SOURCE MATERIAL:
>> BEGIN
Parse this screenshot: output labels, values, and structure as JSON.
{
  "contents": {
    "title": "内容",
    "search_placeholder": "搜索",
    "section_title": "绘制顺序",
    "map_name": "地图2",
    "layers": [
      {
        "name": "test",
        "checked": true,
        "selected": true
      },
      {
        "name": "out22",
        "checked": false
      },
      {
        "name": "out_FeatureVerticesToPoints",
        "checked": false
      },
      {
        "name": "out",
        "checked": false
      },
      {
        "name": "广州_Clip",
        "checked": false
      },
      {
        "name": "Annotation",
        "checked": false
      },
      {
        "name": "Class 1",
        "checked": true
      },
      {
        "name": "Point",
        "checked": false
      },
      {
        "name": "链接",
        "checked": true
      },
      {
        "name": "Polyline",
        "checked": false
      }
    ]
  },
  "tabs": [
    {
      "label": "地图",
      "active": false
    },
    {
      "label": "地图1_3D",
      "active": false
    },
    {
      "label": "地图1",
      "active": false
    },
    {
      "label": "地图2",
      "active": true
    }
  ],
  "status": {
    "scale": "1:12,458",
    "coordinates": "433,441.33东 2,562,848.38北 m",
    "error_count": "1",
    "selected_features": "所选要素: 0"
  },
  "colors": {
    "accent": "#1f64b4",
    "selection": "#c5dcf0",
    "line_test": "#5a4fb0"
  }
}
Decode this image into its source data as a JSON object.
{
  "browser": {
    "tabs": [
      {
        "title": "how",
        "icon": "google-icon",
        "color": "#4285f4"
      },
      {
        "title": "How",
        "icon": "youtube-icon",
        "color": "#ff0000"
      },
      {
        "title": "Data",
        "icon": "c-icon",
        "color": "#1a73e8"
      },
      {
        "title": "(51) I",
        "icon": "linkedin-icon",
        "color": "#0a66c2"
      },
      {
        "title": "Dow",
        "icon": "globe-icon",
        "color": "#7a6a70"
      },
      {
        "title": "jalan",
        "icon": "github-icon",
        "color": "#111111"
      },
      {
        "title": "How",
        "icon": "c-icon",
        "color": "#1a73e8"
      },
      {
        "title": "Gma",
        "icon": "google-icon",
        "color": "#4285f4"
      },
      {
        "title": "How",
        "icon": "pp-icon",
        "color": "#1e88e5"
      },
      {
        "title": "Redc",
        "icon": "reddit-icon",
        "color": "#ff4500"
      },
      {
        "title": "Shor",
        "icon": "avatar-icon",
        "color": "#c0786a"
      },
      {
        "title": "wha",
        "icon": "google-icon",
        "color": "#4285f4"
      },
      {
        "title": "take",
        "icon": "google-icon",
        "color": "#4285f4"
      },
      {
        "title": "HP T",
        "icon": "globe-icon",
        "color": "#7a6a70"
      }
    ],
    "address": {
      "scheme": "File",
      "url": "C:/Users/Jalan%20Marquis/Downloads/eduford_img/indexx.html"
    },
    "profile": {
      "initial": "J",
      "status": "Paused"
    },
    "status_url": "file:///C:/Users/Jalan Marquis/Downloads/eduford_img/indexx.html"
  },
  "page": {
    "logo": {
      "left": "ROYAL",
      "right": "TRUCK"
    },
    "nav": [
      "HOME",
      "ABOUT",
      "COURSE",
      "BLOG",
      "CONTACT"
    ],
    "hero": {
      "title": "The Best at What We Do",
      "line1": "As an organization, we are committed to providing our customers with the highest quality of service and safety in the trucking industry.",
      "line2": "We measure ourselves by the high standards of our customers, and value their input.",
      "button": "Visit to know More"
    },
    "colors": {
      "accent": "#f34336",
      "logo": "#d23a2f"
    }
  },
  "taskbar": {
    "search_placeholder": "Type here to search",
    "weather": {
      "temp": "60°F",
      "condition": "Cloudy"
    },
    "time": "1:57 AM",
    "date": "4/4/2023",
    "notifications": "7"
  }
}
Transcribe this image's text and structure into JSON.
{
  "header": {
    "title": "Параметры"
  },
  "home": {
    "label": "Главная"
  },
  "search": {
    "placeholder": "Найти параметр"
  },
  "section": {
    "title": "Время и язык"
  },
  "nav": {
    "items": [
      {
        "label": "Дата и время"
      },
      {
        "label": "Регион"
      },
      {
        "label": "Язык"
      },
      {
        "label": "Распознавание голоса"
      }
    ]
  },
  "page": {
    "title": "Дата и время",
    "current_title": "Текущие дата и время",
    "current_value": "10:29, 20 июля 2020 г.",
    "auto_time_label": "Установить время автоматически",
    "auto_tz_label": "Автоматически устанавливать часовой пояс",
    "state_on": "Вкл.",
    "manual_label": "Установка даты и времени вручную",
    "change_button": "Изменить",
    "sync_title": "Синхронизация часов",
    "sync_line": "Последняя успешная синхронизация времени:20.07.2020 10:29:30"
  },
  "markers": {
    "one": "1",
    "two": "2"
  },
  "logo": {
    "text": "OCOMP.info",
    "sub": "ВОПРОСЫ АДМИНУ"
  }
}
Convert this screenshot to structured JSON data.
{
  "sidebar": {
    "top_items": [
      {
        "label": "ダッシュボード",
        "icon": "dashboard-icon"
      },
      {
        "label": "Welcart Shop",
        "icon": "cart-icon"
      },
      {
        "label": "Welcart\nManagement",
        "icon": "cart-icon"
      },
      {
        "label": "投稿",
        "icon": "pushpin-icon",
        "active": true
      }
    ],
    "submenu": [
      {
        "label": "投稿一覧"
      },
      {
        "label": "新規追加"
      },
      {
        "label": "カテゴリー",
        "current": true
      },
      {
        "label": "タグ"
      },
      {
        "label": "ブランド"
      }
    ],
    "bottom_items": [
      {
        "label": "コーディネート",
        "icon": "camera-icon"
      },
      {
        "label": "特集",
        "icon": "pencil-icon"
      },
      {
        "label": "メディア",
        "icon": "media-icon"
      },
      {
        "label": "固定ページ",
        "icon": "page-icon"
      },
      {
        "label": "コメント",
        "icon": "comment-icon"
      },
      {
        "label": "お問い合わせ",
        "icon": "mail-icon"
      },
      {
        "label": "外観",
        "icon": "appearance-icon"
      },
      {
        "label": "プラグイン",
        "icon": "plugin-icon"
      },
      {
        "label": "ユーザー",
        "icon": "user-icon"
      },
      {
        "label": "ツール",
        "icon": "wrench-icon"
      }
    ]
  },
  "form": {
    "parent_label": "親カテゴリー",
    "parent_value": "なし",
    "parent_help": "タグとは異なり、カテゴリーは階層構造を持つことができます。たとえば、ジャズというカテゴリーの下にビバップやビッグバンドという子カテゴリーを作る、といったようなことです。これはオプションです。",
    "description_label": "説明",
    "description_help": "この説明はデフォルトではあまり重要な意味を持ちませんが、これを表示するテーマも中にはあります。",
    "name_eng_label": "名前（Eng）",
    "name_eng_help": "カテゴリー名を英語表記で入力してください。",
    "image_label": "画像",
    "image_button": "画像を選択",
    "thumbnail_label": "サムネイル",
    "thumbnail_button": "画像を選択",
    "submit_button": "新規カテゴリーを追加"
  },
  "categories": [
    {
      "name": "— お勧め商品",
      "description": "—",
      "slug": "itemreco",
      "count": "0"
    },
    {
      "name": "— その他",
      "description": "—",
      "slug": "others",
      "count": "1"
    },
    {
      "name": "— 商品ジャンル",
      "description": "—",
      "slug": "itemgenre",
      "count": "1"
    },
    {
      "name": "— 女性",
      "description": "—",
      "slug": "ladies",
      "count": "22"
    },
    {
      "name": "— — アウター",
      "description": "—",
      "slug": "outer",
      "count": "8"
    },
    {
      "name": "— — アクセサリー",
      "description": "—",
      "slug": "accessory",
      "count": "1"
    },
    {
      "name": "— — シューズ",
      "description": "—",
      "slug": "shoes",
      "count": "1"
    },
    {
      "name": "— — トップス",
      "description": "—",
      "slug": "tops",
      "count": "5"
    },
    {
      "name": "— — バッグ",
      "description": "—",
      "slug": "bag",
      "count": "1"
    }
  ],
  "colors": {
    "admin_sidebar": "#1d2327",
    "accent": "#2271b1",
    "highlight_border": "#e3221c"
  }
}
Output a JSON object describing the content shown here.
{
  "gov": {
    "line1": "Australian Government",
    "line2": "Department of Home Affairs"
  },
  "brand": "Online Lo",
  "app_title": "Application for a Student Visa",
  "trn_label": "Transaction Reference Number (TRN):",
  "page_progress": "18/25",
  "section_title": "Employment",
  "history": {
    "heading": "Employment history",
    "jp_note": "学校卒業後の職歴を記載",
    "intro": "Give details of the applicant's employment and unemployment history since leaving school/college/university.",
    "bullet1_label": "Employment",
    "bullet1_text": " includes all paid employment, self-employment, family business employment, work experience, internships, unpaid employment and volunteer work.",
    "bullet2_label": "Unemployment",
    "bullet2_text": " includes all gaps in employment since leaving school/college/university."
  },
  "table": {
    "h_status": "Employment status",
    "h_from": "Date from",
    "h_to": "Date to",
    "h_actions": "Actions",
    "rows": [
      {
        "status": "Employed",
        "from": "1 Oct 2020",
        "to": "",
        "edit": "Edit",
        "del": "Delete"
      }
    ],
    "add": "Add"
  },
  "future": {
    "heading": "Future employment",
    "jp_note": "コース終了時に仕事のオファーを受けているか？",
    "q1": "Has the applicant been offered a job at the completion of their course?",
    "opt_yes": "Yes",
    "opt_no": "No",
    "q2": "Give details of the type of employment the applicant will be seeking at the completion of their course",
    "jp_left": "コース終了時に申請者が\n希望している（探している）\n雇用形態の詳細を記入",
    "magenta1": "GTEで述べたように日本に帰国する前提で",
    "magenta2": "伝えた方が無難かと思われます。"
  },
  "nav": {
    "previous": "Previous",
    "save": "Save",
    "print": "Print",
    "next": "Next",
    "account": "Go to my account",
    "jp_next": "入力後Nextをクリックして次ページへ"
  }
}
>> END
GIVEN REQUEST:
Count the lines in the records above that contain the word "customers", and give only that number.

RESPONSE BELOW:
2